PROBLEM TO SOLVE:
Transcribe the data that follows precisely, omitting nothing.

GIVEN RECORDS:
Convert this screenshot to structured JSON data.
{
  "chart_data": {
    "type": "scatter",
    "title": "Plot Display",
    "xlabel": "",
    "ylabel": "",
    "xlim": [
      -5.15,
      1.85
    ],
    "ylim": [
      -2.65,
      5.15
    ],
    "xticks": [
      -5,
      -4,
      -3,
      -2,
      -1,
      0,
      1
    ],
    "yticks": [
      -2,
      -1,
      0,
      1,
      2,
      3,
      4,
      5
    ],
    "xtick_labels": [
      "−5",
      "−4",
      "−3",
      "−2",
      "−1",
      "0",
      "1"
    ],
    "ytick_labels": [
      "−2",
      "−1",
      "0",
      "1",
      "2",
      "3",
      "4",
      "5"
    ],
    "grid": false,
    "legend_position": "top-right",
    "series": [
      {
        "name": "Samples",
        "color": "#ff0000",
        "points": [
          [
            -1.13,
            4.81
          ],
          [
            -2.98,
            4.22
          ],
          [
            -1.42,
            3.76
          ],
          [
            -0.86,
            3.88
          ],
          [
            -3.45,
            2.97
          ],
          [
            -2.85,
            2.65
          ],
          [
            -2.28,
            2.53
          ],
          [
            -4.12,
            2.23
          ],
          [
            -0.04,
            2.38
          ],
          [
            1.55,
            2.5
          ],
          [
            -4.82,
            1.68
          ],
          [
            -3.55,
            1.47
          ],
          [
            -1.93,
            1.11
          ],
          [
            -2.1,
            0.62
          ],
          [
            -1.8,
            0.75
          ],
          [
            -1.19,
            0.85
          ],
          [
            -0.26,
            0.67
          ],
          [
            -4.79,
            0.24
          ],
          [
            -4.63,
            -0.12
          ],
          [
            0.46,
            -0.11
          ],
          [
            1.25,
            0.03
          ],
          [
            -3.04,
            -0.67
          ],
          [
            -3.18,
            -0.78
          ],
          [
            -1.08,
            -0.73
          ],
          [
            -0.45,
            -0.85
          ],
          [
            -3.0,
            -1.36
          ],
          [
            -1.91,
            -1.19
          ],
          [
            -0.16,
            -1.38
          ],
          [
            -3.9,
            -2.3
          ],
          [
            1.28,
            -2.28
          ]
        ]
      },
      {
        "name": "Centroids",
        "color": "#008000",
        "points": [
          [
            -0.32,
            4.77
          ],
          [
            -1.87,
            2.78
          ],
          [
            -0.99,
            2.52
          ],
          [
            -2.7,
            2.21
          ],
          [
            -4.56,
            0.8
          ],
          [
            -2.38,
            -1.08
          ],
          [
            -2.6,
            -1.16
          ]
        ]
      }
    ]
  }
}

FULL RESPONSE:
Convert this screenshot to structured JSON data.
{
  "chart_data": {
    "type": "scatter",
    "title": "Plot Display",
    "xlabel": "",
    "ylabel": "",
    "xlim": [
      -5.15,
      1.85
    ],
    "ylim": [
      -2.65,
      5.15
    ],
    "xticks": [
      -5,
      -4,
      -3,
      -2,
      -1,
      0,
      1
    ],
    "yticks": [
      -2,
      -1,
      0,
      1,
      2,
      3,
      4,
      5
    ],
    "xtick_labels": [
      "−5",
      "−4",
      "−3",
      "−2",
      "−1",
      "0",
      "1"
    ],
    "ytick_labels": [
      "−2",
      "−1",
      "0",
      "1",
      "2",
      "3",
      "4",
      "5"
    ],
    "grid": false,
    "legend_position": "top-right",
    "series": [
      {
        "name": "Samples",
        "color": "#ff0000",
        "points": [
          [
            -1.13,
            4.81
          ],
          [
            -2.98,
            4.22
          ],
          [
            -1.42,
            3.76
          ],
          [
            -0.86,
            3.88
          ],
          [
            -3.45,
            2.97
          ],
          [
            -2.85,
            2.65
          ],
          [
            -2.28,
            2.53
          ],
          [
            -4.12,
            2.23
          ],
          [
            -0.04,
            2.38
          ],
          [
            1.55,
            2.5
          ],
          [
            -4.82,
            1.68
          ],
          [
            -3.55,
            1.47
          ],
          [
            -1.93,
            1.11
          ],
          [
            -2.1,
            0.62
          ],
          [
            -1.8,
            0.75
          ],
          [
            -1.19,
            0.85
          ],
          [
            -0.26,
            0.67
          ],
          [
            -4.79,
            0.24
          ],
          [
            -4.63,
            -0.12
          ],
          [
            0.46,
            -0.11
          ],
          [
            1.25,
            0.03
          ],
          [
            -3.04,
            -0.67
          ],
          [
            -3.18,
            -0.78
          ],
          [
            -1.08,
            -0.73
          ],
          [
            -0.45,
            -0.85
          ],
          [
            -3.0,
            -1.36
          ],
          [
            -1.91,
            -1.19
          ],
          [
            -0.16,
            -1.38
          ],
          [
            -3.9,
            -2.3
          ],
          [
            1.28,
            -2.28
          ]
        ]
      },
      {
        "name": "Centroids",
        "color": "#008000",
        "points": [
          [
            -0.32,
            4.77
          ],
          [
            -1.87,
            2.78
          ],
          [
            -0.99,
            2.52
          ],
          [
            -2.7,
            2.21
          ],
          [
            -4.56,
            0.8
          ],
          [
            -2.38,
            -1.08
          ],
          [
            -2.6,
            -1.16
          ]
        ]
      }
    ]
  }
}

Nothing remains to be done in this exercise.